*Information supplied*
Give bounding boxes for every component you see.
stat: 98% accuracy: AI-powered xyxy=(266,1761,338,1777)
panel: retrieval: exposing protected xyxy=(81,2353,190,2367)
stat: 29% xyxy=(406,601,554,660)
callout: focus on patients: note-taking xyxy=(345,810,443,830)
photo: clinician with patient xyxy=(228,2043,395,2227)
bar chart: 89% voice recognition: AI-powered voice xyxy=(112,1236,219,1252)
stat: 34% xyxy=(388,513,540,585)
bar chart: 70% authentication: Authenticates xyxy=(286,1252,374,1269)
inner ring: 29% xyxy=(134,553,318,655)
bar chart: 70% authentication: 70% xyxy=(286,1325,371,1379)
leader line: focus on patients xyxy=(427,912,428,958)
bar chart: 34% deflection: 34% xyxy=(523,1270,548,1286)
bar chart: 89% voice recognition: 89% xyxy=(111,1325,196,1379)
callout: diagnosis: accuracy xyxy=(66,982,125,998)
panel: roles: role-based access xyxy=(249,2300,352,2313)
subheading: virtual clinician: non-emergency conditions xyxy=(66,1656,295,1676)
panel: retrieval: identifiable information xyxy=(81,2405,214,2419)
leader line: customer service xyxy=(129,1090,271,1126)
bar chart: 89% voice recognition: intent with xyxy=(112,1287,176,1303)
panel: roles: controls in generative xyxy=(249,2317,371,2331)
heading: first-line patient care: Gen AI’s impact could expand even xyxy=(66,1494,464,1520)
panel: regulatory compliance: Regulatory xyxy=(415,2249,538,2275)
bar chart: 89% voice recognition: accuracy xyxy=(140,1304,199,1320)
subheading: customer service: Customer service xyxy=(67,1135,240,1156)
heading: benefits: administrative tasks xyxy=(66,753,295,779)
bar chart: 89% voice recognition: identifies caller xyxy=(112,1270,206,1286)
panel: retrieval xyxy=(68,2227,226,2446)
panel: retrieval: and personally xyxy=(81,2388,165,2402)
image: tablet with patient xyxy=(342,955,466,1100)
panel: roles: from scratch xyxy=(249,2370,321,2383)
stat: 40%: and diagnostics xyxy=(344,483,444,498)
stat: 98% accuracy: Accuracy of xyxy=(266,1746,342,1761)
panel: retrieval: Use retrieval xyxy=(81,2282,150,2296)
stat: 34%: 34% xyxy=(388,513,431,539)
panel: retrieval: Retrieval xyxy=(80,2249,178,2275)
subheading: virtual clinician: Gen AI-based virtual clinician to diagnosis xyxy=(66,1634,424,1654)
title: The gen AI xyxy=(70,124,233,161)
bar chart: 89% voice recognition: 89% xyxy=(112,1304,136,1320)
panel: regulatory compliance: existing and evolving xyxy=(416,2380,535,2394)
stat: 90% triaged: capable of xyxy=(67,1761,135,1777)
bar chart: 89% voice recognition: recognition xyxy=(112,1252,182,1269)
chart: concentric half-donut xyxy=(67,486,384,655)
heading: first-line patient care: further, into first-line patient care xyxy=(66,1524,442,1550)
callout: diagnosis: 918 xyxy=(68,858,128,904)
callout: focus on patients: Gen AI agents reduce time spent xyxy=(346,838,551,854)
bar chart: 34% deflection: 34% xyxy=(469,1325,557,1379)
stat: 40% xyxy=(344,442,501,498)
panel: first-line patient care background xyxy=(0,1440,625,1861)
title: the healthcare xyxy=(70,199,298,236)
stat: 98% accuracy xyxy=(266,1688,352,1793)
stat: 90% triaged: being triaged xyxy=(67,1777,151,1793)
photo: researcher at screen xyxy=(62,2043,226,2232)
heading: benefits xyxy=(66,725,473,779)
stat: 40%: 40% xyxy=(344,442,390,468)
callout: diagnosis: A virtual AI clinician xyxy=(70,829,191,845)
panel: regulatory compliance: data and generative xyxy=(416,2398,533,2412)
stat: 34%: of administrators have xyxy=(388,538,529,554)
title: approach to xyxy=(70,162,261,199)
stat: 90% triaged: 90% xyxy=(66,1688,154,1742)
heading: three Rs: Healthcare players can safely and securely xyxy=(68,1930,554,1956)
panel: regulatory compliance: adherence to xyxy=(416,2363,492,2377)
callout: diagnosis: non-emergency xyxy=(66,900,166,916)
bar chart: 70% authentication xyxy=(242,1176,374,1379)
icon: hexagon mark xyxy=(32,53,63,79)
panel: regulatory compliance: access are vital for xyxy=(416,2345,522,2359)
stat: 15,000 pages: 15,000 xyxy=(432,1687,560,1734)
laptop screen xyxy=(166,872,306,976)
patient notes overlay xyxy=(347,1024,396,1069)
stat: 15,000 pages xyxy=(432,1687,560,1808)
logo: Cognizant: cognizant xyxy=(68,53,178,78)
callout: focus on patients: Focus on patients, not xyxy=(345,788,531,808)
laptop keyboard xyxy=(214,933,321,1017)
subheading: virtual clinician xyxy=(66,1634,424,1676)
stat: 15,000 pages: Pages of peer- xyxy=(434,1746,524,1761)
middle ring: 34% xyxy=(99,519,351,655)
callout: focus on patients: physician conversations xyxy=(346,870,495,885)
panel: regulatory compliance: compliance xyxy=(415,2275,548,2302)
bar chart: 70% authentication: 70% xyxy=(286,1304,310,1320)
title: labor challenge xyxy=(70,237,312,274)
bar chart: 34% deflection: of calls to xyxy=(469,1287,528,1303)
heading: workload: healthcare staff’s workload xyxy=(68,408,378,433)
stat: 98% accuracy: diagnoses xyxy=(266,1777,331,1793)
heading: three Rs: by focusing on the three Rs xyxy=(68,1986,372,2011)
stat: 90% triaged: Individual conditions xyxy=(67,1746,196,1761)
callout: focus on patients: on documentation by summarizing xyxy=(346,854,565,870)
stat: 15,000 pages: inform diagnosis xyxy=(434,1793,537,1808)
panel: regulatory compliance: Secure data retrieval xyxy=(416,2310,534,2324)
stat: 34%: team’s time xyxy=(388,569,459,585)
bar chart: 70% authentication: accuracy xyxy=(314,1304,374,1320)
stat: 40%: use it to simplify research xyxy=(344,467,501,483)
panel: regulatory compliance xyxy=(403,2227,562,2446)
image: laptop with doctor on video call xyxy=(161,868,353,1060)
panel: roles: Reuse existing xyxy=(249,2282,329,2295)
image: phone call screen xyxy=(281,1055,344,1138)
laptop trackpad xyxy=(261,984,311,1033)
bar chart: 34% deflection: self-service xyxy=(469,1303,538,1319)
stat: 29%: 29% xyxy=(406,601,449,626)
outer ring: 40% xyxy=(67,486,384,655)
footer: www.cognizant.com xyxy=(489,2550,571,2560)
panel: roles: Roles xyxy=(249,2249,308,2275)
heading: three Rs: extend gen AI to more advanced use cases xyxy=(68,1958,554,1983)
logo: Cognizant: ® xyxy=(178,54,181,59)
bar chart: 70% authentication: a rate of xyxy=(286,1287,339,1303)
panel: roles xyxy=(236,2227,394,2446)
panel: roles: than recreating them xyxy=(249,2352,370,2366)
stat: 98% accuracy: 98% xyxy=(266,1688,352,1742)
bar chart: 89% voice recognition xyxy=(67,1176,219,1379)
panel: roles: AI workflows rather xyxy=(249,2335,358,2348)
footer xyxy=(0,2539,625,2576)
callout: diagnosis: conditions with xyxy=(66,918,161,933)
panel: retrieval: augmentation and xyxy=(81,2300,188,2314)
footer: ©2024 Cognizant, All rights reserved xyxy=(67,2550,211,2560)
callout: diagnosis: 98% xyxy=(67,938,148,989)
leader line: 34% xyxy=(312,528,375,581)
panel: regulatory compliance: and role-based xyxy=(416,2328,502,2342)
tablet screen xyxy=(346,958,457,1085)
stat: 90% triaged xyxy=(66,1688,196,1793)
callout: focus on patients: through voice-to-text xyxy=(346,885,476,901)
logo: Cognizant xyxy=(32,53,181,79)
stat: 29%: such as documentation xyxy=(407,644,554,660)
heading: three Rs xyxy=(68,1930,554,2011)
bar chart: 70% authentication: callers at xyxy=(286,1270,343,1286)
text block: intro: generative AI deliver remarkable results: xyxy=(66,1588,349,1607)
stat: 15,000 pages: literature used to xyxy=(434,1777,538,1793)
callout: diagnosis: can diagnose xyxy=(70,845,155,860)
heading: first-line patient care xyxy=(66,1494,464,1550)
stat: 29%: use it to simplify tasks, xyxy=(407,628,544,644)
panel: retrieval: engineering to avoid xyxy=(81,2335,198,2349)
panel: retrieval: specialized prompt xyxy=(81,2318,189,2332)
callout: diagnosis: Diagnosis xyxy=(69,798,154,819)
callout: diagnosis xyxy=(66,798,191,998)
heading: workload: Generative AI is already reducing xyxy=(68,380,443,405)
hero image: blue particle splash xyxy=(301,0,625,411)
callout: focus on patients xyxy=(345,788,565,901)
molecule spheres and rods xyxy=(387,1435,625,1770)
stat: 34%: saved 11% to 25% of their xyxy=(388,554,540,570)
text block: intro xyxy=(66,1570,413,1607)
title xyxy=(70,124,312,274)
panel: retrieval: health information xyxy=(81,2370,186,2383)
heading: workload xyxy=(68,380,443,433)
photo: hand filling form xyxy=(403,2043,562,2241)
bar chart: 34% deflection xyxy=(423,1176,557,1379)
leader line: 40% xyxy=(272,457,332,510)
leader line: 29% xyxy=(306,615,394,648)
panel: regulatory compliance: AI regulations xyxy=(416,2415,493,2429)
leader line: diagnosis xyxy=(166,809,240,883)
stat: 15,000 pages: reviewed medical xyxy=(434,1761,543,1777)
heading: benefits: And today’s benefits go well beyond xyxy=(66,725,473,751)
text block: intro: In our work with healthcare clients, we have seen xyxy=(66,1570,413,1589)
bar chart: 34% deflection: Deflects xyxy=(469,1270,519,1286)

*To do*
Only a number is wanted here: how many lines in the data above include the string "retrieval"?

*Your response*
11